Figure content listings
··········

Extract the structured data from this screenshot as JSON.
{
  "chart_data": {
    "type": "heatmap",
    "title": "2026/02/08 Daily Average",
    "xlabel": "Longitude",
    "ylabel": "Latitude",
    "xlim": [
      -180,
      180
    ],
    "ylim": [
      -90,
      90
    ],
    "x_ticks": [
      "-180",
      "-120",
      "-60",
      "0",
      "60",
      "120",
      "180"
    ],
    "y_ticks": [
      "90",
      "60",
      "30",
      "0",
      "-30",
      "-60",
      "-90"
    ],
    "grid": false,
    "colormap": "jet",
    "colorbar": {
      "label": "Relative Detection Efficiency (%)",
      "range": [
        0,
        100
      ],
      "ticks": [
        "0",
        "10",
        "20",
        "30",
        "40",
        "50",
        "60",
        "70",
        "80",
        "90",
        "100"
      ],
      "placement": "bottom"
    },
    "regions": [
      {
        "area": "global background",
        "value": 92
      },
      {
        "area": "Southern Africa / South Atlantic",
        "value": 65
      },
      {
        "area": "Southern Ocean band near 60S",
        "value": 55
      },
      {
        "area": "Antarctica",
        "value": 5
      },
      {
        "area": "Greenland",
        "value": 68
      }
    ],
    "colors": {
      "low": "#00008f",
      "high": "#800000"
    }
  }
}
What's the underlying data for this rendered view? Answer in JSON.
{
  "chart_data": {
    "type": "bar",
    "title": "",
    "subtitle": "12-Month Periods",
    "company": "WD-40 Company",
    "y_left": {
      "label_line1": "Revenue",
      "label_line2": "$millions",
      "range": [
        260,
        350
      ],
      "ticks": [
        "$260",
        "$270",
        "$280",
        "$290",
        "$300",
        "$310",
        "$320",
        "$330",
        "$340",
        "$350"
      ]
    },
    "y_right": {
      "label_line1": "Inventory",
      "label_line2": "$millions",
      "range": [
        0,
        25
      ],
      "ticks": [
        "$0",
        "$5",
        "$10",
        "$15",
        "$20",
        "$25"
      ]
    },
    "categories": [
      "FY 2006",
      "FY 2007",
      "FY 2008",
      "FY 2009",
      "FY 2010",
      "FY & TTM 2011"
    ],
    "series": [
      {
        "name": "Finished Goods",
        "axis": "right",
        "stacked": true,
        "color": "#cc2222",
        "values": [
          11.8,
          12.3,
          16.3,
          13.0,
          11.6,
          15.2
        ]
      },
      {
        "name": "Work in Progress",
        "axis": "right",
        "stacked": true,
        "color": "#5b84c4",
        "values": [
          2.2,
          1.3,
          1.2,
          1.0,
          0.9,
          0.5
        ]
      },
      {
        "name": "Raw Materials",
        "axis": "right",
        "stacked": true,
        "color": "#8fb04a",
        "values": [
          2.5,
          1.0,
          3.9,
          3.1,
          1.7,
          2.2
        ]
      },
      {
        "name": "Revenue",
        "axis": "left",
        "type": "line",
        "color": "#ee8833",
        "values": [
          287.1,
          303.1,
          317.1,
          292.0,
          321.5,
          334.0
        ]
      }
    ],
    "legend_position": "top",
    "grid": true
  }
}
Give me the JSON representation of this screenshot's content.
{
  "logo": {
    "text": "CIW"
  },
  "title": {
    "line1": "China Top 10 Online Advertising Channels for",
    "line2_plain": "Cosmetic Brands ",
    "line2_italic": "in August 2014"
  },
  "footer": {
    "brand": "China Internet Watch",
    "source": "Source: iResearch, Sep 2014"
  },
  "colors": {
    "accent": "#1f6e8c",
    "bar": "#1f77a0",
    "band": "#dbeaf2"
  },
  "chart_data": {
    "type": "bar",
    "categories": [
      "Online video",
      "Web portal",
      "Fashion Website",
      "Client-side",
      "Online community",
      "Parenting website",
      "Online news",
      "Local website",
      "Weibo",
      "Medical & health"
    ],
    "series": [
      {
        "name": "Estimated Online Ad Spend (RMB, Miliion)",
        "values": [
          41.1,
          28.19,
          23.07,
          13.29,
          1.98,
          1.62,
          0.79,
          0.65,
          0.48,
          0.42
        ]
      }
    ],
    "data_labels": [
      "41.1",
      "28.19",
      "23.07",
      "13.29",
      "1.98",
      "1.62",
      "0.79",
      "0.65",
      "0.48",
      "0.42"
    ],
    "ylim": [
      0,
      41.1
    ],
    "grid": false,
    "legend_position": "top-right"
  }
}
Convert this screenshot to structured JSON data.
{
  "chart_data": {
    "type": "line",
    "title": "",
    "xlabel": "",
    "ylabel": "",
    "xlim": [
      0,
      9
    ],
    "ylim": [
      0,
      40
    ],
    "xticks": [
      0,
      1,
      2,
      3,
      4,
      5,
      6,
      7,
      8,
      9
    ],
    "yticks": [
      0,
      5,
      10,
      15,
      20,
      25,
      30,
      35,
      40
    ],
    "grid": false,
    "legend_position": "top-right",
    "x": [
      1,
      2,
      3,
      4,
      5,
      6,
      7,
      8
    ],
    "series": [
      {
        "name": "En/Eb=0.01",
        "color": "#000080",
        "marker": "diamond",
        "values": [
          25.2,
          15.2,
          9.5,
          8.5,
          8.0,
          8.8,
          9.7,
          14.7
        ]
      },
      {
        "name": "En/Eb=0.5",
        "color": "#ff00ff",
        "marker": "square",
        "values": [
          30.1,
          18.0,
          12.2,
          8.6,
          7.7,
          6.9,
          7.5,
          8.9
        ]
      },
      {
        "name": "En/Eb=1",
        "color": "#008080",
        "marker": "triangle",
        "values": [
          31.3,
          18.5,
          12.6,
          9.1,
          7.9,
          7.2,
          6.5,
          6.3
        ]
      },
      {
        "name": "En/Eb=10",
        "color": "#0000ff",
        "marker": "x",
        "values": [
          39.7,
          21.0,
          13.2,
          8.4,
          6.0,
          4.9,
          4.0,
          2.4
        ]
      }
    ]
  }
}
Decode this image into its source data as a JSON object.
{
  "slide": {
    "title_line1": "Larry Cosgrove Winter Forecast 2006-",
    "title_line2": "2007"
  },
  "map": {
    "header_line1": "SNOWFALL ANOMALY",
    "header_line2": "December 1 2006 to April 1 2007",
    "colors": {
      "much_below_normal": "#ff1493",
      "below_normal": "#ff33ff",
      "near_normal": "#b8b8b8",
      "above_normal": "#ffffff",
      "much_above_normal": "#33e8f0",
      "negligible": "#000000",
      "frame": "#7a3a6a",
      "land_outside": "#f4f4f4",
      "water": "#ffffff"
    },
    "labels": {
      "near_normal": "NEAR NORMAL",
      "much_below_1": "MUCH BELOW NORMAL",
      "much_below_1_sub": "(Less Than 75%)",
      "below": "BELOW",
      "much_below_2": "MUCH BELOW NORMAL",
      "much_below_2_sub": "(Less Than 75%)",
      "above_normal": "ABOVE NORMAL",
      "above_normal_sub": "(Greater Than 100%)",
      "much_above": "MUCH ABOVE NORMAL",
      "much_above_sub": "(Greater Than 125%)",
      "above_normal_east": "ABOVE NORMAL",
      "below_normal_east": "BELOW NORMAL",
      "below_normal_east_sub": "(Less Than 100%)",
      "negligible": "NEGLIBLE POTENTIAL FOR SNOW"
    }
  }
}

··········

> _TASK DIRECTIONS_: Which lines hold the string "Online"? List them all.

> _FINISHED ANSWER_:
    "line1": "China Top 10 Online Advertising Channels for",
      "Online video",
      "Online community",
      "Online news",
        "name": "Estimated Online Ad Spend (RMB, Miliion)",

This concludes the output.